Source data
——
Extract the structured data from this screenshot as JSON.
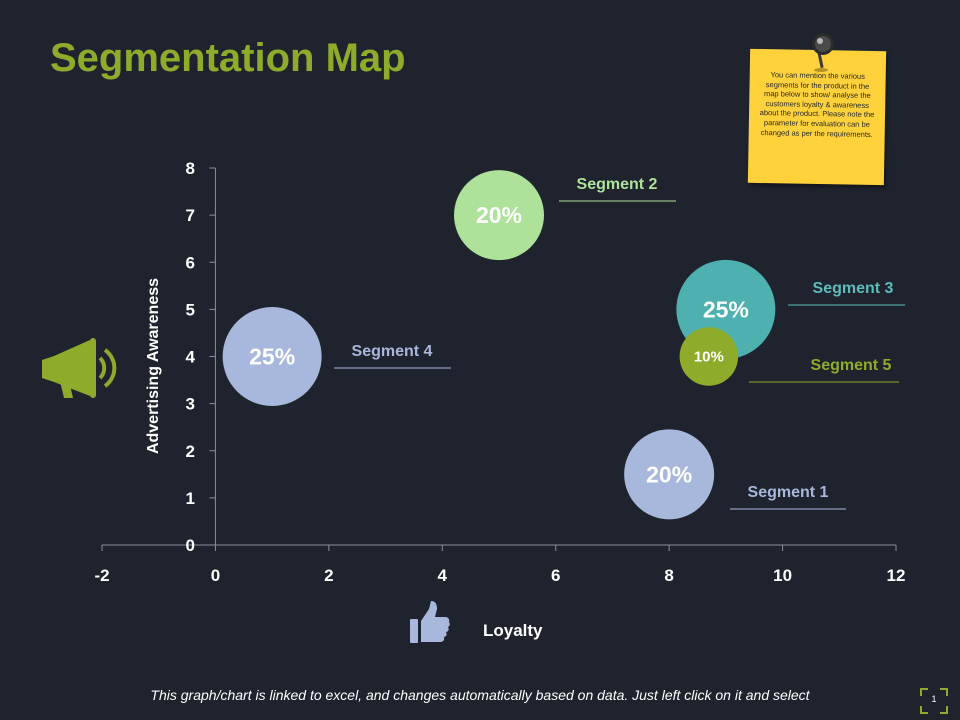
{
  "title": "Segmentation Map",
  "note": "You can mention the various segments for the product in the map below to show/ analyse the customers loyalty & awareness about the product. Please note the parameter for evaluation can be changed as per the requirements.",
  "footer": "This graph/chart is linked to excel, and changes automatically based on data. Just left click on it and select",
  "page_number": "1",
  "icons": {
    "megaphone": "megaphone-icon",
    "thumbs_up": "thumbs-up-icon",
    "pin": "pushpin-icon"
  },
  "colors": {
    "title": "#8fab2b",
    "background": "#1f232d",
    "note": "#ffd23b"
  },
  "chart_data": {
    "type": "scatter",
    "xlabel": "Loyalty",
    "ylabel": "Advertising Awareness",
    "xlim": [
      -2,
      12
    ],
    "ylim": [
      0,
      8
    ],
    "xticks": [
      -2,
      0,
      2,
      4,
      6,
      8,
      10,
      12
    ],
    "yticks": [
      0,
      1,
      2,
      3,
      4,
      5,
      6,
      7,
      8
    ],
    "grid": false,
    "series": [
      {
        "name": "Segment 1",
        "x": 8,
        "y": 1.5,
        "value": "20%",
        "color": "#a8b8dc",
        "text_color": "#ffffff",
        "size": 1.0,
        "label_color": "#a8b8dc"
      },
      {
        "name": "Segment 2",
        "x": 5,
        "y": 7,
        "value": "20%",
        "color": "#aee29a",
        "text_color": "#ffffff",
        "size": 1.0,
        "label_color": "#aee29a"
      },
      {
        "name": "Segment 3",
        "x": 9,
        "y": 5,
        "value": "25%",
        "color": "#4fb0b0",
        "text_color": "#ffffff",
        "size": 1.1,
        "label_color": "#5cbcbc"
      },
      {
        "name": "Segment 4",
        "x": 1,
        "y": 4,
        "value": "25%",
        "color": "#a8b8dc",
        "text_color": "#ffffff",
        "size": 1.1,
        "label_color": "#a8b8dc"
      },
      {
        "name": "Segment 5",
        "x": 8.7,
        "y": 4,
        "value": "10%",
        "color": "#8fab2b",
        "text_color": "#ffffff",
        "size": 0.65,
        "label_color": "#8fab2b"
      }
    ]
  }
}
——
* _EXERCISE TASK_:
Identify which lines contain the word "title" and copy each one.

* _OUTPUT BELOW_:
  "title": "Segmentation Map",
    "title": "#8fab2b",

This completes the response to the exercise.